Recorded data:

_____

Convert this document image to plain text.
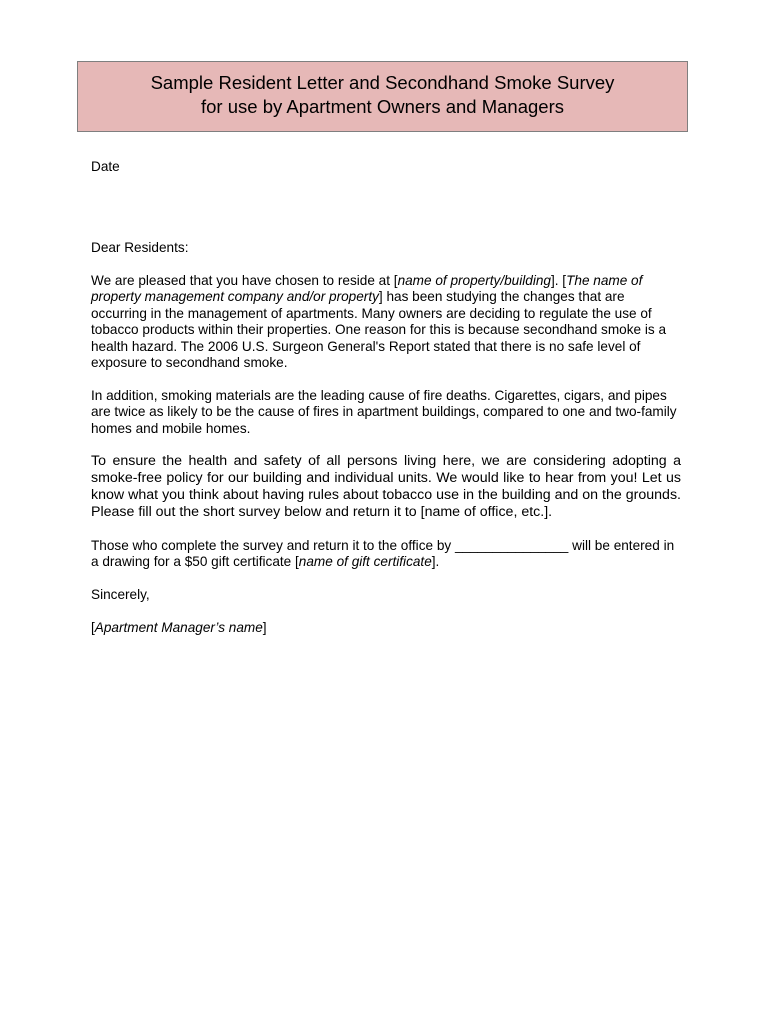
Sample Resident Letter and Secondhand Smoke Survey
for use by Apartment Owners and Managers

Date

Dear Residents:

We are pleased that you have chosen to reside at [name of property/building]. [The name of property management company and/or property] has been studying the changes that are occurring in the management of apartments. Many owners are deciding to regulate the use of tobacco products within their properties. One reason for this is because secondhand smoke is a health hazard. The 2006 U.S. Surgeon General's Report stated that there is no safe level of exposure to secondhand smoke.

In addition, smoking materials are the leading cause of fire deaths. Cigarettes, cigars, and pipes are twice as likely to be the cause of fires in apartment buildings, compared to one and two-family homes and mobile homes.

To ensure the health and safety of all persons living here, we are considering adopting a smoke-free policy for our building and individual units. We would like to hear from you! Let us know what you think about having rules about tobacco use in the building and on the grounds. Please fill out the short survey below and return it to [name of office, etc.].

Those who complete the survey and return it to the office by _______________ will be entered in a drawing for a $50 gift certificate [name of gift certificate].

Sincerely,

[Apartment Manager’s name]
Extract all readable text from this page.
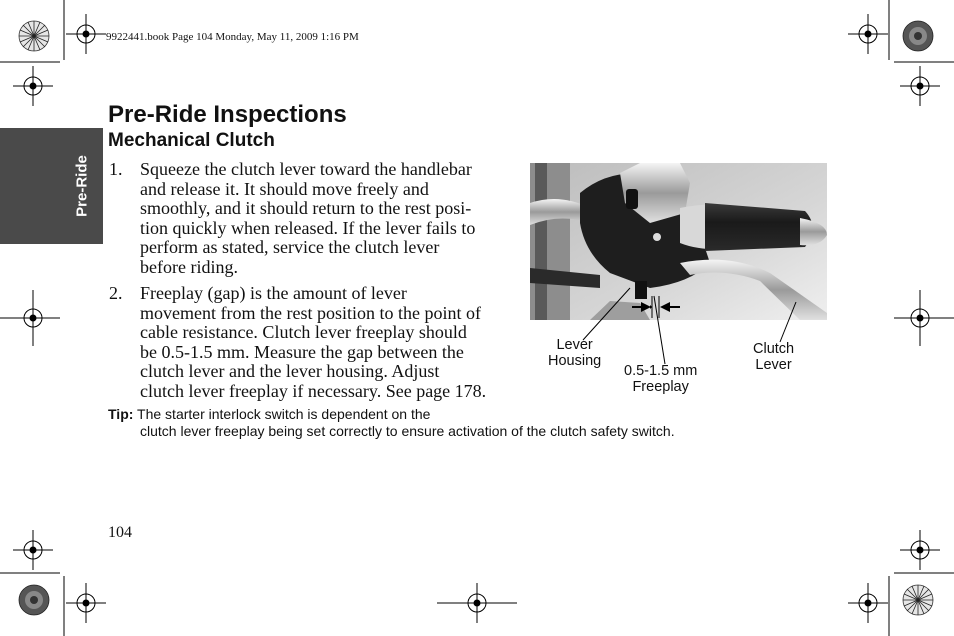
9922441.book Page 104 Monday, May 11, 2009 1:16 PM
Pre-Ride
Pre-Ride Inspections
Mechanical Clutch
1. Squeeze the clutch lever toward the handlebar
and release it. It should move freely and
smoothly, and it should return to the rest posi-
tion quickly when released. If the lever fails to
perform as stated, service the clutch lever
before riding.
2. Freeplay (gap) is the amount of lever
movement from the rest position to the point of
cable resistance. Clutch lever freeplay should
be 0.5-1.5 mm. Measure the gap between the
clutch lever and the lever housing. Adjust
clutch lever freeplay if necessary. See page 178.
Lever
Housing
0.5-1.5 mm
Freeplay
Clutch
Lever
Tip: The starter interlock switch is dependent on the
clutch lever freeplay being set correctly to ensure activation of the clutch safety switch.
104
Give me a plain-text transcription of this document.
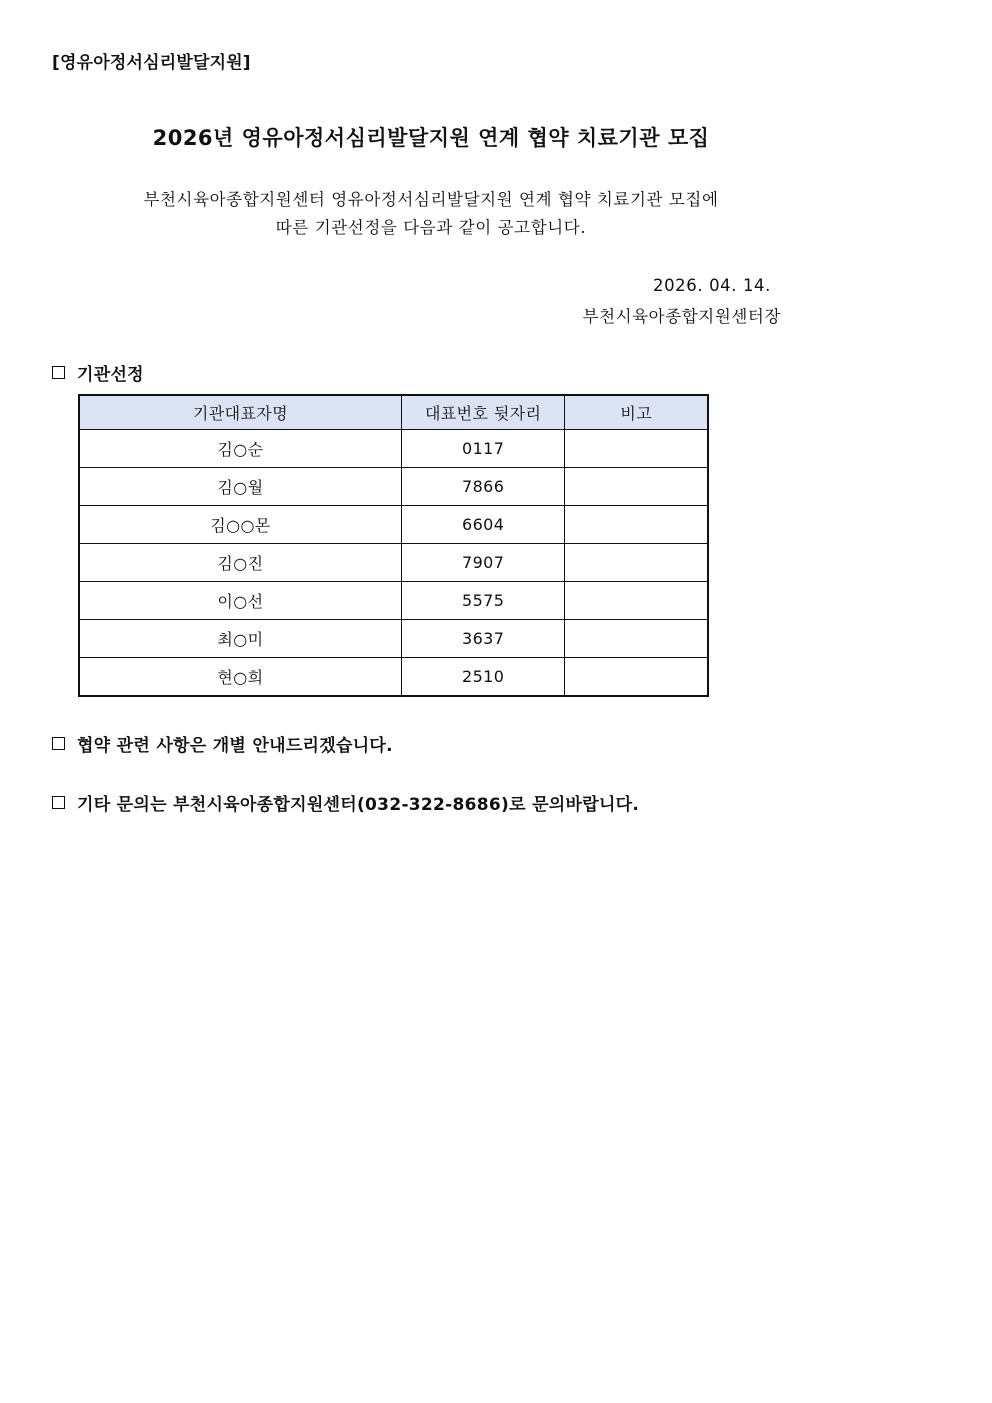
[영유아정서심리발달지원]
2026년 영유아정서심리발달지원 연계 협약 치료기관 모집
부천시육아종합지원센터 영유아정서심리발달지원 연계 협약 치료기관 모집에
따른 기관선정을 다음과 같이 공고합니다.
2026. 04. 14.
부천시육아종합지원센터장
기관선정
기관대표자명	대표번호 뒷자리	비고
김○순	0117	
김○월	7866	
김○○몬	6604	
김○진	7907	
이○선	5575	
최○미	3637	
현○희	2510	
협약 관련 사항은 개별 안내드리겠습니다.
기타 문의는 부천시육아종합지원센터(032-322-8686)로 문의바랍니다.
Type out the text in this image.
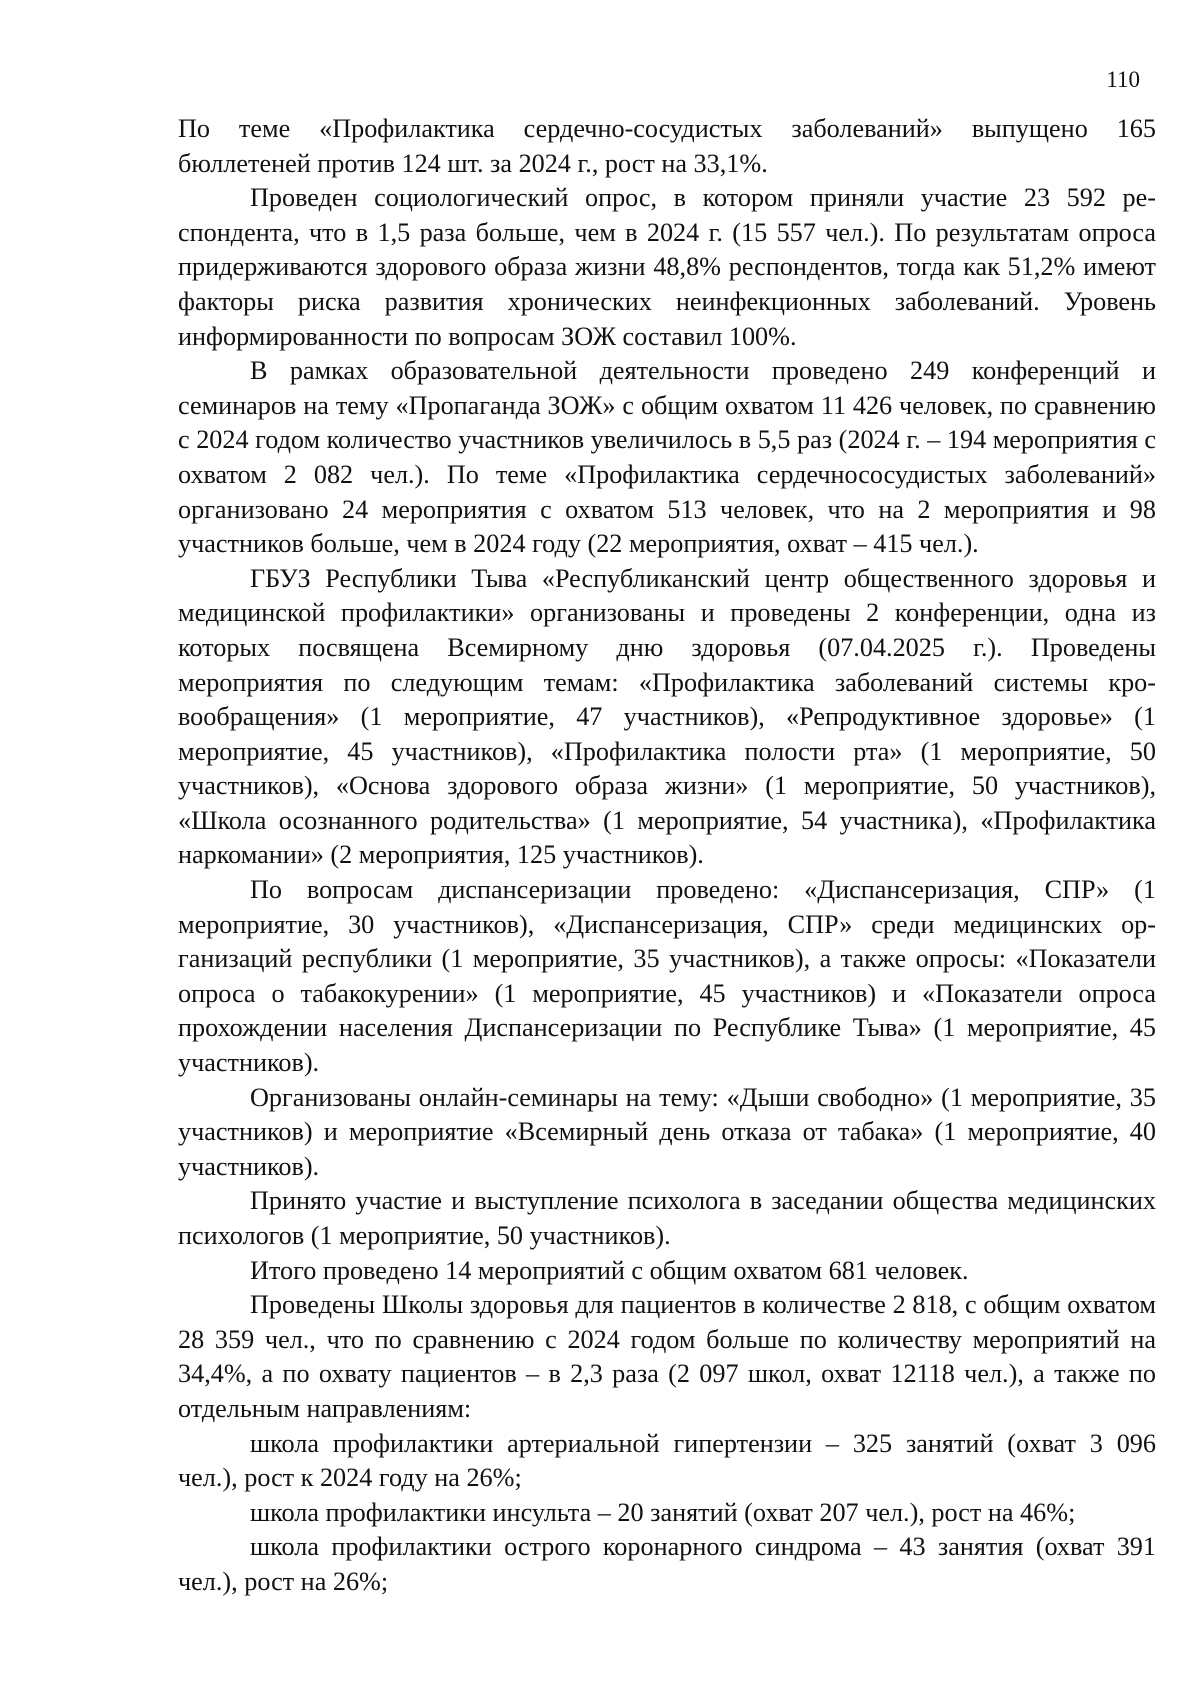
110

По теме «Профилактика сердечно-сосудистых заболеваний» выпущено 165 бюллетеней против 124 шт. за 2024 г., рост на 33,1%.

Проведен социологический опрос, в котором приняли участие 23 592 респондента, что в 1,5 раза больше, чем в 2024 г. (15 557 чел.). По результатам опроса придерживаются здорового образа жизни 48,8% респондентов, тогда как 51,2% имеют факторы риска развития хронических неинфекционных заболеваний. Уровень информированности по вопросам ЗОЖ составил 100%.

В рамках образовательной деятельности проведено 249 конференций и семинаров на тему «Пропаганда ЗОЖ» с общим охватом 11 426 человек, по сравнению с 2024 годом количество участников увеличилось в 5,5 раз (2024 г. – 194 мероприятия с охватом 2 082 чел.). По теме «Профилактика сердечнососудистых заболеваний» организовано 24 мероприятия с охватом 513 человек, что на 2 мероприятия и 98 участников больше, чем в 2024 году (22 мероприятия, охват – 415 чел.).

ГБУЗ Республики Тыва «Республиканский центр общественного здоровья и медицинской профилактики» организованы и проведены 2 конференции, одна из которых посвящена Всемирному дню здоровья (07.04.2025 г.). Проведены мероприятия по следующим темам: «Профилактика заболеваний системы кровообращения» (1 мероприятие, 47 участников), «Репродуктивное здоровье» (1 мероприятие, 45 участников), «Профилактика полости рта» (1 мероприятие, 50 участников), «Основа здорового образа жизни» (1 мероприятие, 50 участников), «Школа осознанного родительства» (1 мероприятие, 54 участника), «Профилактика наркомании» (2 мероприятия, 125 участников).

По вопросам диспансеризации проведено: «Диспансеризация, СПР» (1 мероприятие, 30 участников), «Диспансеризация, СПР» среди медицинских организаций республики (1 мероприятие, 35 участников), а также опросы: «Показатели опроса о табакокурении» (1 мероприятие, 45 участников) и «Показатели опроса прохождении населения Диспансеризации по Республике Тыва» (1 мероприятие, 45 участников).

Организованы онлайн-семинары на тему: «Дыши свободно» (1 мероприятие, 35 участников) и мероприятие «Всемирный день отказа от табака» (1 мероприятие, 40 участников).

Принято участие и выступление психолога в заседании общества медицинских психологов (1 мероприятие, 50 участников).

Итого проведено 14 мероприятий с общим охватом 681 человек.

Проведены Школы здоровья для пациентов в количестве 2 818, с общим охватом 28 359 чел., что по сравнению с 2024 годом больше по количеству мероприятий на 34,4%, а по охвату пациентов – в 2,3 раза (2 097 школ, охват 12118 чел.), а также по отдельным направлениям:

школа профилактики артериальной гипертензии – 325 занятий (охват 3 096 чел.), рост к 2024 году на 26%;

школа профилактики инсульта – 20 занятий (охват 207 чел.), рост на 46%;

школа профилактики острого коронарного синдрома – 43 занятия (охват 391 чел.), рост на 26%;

_____

What to do – Restate the full listing verbatim and drop every picture.

Written response –
Convert this document image to plain text.
Sample Resident Letter and Secondhand Smoke Survey
for use by Apartment Owners and Managers

Date

Dear Residents:

We are pleased that you have chosen to reside at [name of property/building]. [The name of property management company and/or property] has been studying the changes that are occurring in the management of apartments. Many owners are deciding to regulate the use of tobacco products within their properties. One reason for this is because secondhand smoke is a health hazard. The 2006 U.S. Surgeon General's Report stated that there is no safe level of exposure to secondhand smoke.

In addition, smoking materials are the leading cause of fire deaths. Cigarettes, cigars, and pipes are twice as likely to be the cause of fires in apartment buildings, compared to one and two-family homes and mobile homes.

To ensure the health and safety of all persons living here, we are considering adopting a smoke-free policy for our building and individual units. We would like to hear from you! Let us know what you think about having rules about tobacco use in the building and on the grounds. Please fill out the short survey below and return it to [name of office, etc.].

Those who complete the survey and return it to the office by _______________ will be entered in a drawing for a $50 gift certificate [name of gift certificate].

Sincerely,

[Apartment Manager’s name]
Extract all readable text from this page.
9922441.book Page 104 Monday, May 11, 2009 1:16 PM
Pre-Ride
Pre-Ride Inspections
Mechanical Clutch
1. Squeeze the clutch lever toward the handlebar
and release it. It should move freely and
smoothly, and it should return to the rest posi-
tion quickly when released. If the lever fails to
perform as stated, service the clutch lever
before riding.
2. Freeplay (gap) is the amount of lever
movement from the rest position to the point of
cable resistance. Clutch lever freeplay should
be 0.5-1.5 mm. Measure the gap between the
clutch lever and the lever housing. Adjust
clutch lever freeplay if necessary. See page 178.
Lever
Housing
0.5-1.5 mm
Freeplay
Clutch
Lever
Tip: The starter interlock switch is dependent on the
clutch lever freeplay being set correctly to ensure activation of the clutch safety switch.
104
Give me a plain-text transcription of this document.
[영유아정서심리발달지원]
2026년 영유아정서심리발달지원 연계 협약 치료기관 모집
부천시육아종합지원센터 영유아정서심리발달지원 연계 협약 치료기관 모집에
따른 기관선정을 다음과 같이 공고합니다.
2026. 04. 14.
부천시육아종합지원센터장
기관선정
기관대표자명	대표번호 뒷자리	비고
김○순	0117	
김○월	7866	
김○○몬	6604	
김○진	7907	
이○선	5575	
최○미	3637	
현○희	2510	
협약 관련 사항은 개별 안내드리겠습니다.
기타 문의는 부천시육아종합지원센터(032-322-8686)로 문의바랍니다.
Type out the text in this image.
110

По теме «Профилактика сердечно-сосудистых заболеваний» выпущено 165 бюллетеней против 124 шт. за 2024 г., рост на 33,1%.

Проведен социологический опрос, в котором приняли участие 23 592 респондента, что в 1,5 раза больше, чем в 2024 г. (15 557 чел.). По результатам опроса придерживаются здорового образа жизни 48,8% респондентов, тогда как 51,2% имеют факторы риска развития хронических неинфекционных заболеваний. Уровень информированности по вопросам ЗОЖ составил 100%.

В рамках образовательной деятельности проведено 249 конференций и семинаров на тему «Пропаганда ЗОЖ» с общим охватом 11 426 человек, по сравнению с 2024 годом количество участников увеличилось в 5,5 раз (2024 г. – 194 мероприятия с охватом 2 082 чел.). По теме «Профилактика сердечнососудистых заболеваний» организовано 24 мероприятия с охватом 513 человек, что на 2 мероприятия и 98 участников больше, чем в 2024 году (22 мероприятия, охват – 415 чел.).

ГБУЗ Республики Тыва «Республиканский центр общественного здоровья и медицинской профилактики» организованы и проведены 2 конференции, одна из которых посвящена Всемирному дню здоровья (07.04.2025 г.). Проведены мероприятия по следующим темам: «Профилактика заболеваний системы кровообращения» (1 мероприятие, 47 участников), «Репродуктивное здоровье» (1 мероприятие, 45 участников), «Профилактика полости рта» (1 мероприятие, 50 участников), «Основа здорового образа жизни» (1 мероприятие, 50 участников), «Школа осознанного родительства» (1 мероприятие, 54 участника), «Профилактика наркомании» (2 мероприятия, 125 участников).

По вопросам диспансеризации проведено: «Диспансеризация, СПР» (1 мероприятие, 30 участников), «Диспансеризация, СПР» среди медицинских организаций республики (1 мероприятие, 35 участников), а также опросы: «Показатели опроса о табакокурении» (1 мероприятие, 45 участников) и «Показатели опроса прохождении населения Диспансеризации по Республике Тыва» (1 мероприятие, 45 участников).

Организованы онлайн-семинары на тему: «Дыши свободно» (1 мероприятие, 35 участников) и мероприятие «Всемирный день отказа от табака» (1 мероприятие, 40 участников).

Принято участие и выступление психолога в заседании общества медицинских психологов (1 мероприятие, 50 участников).

Итого проведено 14 мероприятий с общим охватом 681 человек.

Проведены Школы здоровья для пациентов в количестве 2 818, с общим охватом 28 359 чел., что по сравнению с 2024 годом больше по количеству мероприятий на 34,4%, а по охвату пациентов – в 2,3 раза (2 097 школ, охват 12118 чел.), а также по отдельным направлениям:

школа профилактики артериальной гипертензии – 325 занятий (охват 3 096 чел.), рост к 2024 году на 26%;

школа профилактики инсульта – 20 занятий (охват 207 чел.), рост на 46%;

школа профилактики острого коронарного синдрома – 43 занятия (охват 391 чел.), рост на 26%;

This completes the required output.